DIRECTIONS FOR THIS TASK
How many lines in this data contain the string "point"? Reply with the number only.

::: RECORDS FOR PROCESSING :::

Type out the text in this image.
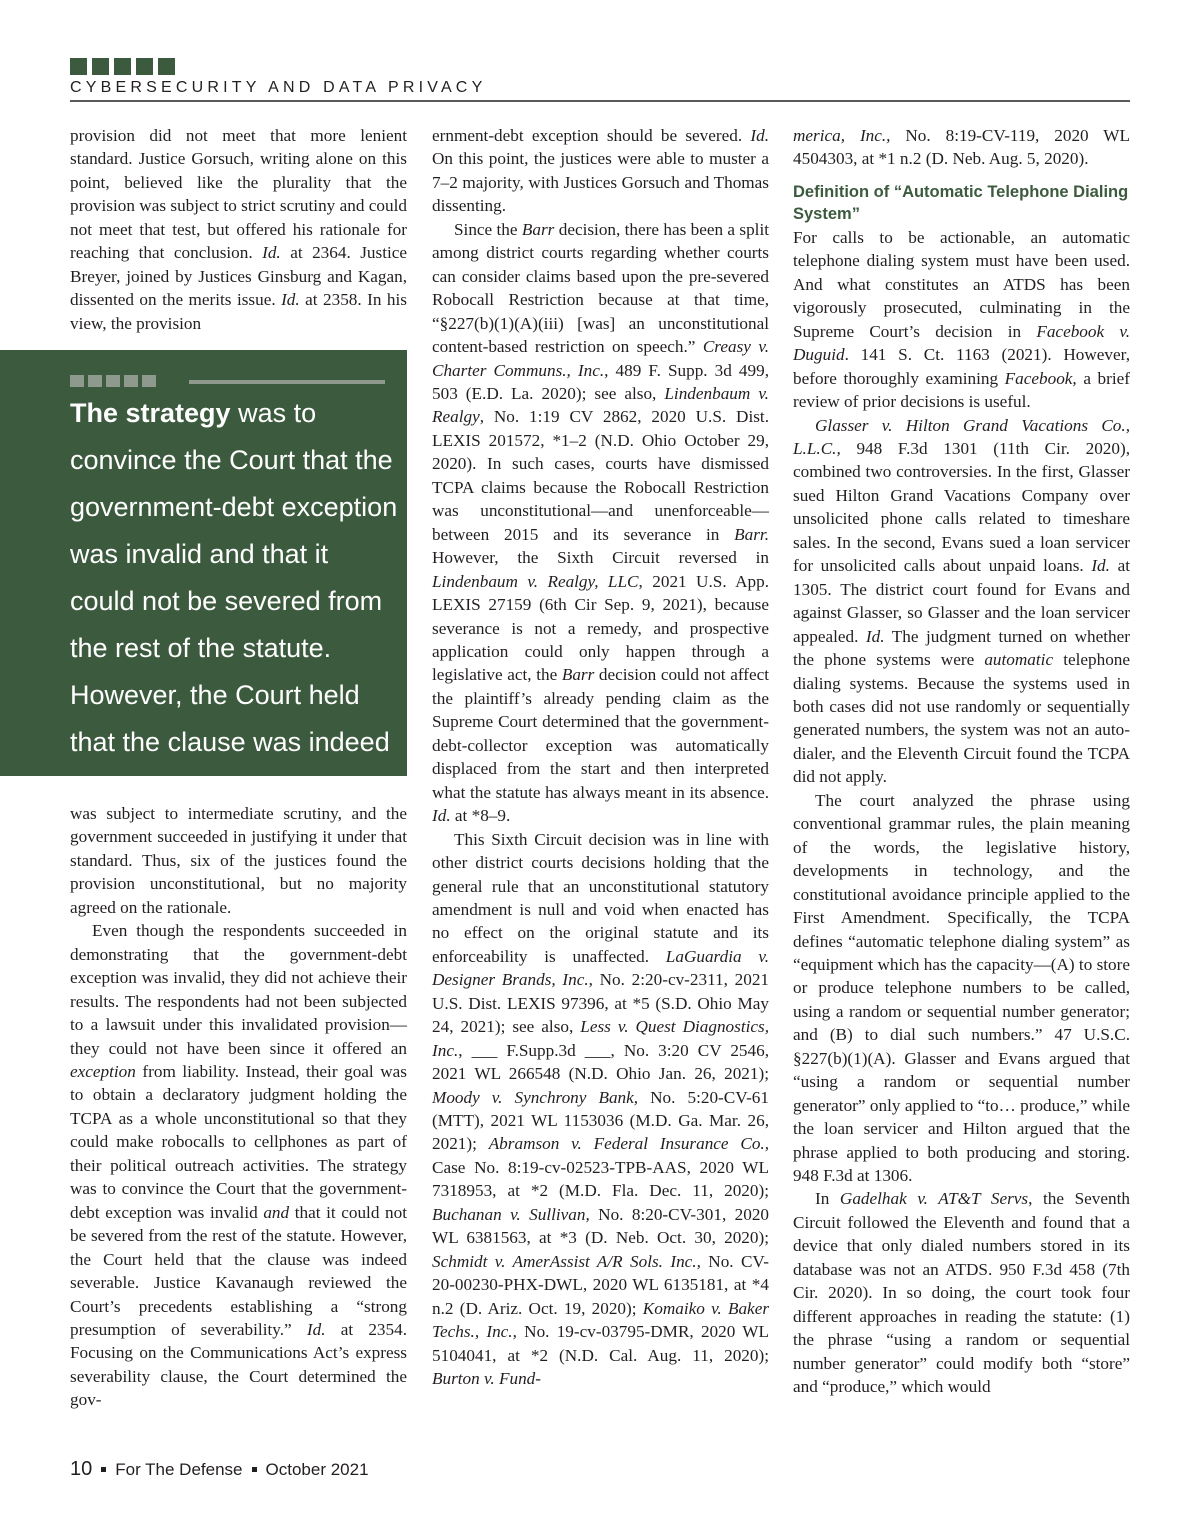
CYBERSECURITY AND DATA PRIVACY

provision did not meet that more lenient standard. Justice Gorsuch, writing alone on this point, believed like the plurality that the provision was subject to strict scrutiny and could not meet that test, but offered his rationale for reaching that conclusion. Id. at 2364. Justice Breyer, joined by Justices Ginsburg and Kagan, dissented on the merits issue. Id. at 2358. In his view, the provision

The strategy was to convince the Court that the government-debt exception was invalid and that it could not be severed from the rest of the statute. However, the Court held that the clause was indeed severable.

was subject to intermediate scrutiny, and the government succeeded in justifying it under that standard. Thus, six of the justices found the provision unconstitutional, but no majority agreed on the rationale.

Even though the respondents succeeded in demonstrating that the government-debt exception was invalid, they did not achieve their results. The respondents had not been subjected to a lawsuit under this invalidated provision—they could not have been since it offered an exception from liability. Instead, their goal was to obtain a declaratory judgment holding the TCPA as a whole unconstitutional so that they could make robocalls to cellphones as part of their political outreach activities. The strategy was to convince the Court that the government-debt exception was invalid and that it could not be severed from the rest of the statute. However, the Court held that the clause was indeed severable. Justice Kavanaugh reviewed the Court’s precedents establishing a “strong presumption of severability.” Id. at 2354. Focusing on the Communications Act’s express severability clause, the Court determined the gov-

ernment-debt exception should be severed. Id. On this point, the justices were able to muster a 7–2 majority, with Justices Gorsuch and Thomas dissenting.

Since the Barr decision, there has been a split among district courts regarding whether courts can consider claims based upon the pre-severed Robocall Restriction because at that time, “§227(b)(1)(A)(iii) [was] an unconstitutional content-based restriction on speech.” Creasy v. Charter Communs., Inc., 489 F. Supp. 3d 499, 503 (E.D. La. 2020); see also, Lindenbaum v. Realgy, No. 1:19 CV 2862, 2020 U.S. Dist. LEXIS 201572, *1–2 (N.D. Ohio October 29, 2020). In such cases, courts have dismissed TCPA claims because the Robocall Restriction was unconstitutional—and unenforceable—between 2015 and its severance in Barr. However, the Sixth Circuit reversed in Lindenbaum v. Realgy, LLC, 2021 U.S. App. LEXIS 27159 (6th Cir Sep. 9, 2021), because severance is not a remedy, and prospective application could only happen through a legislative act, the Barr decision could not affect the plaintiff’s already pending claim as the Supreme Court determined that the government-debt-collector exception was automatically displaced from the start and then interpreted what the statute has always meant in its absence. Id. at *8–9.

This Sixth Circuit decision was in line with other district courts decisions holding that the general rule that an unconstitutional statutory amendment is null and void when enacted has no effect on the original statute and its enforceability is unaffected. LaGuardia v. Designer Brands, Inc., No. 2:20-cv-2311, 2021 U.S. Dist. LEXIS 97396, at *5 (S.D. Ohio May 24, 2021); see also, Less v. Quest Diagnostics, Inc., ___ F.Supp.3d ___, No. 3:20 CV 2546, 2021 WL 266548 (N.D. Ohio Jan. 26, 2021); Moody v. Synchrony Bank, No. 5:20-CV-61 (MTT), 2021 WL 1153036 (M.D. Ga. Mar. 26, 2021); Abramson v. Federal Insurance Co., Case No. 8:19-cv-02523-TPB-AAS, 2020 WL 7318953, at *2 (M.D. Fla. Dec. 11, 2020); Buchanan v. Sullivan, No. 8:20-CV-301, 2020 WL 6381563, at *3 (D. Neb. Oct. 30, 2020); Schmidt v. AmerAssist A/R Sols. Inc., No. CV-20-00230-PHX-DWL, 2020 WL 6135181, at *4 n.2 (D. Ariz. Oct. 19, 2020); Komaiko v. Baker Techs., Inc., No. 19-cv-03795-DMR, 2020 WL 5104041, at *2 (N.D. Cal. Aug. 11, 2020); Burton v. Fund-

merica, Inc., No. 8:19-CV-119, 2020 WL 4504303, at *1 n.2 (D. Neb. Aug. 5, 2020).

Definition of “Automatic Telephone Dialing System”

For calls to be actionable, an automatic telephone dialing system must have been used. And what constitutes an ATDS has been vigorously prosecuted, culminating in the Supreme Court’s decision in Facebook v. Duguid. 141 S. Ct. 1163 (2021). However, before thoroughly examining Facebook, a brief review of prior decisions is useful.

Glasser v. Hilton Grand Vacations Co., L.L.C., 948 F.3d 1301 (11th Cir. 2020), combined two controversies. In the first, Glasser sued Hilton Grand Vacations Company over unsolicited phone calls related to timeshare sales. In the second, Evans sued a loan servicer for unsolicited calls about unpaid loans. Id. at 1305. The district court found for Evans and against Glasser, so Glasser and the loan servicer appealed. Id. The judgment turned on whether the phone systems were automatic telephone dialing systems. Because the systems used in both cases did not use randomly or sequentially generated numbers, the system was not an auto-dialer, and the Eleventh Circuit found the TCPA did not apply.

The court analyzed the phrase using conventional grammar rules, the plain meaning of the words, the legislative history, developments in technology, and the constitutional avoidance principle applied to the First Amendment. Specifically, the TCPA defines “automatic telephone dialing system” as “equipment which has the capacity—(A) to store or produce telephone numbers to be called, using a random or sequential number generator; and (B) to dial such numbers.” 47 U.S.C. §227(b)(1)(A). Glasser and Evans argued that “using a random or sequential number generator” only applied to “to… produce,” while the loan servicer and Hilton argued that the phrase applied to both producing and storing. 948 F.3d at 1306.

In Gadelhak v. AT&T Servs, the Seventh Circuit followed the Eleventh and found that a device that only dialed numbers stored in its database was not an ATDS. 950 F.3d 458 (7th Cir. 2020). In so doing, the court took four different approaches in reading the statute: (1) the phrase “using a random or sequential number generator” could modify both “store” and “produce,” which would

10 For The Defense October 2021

:::

COMPLETED EXERCISE
2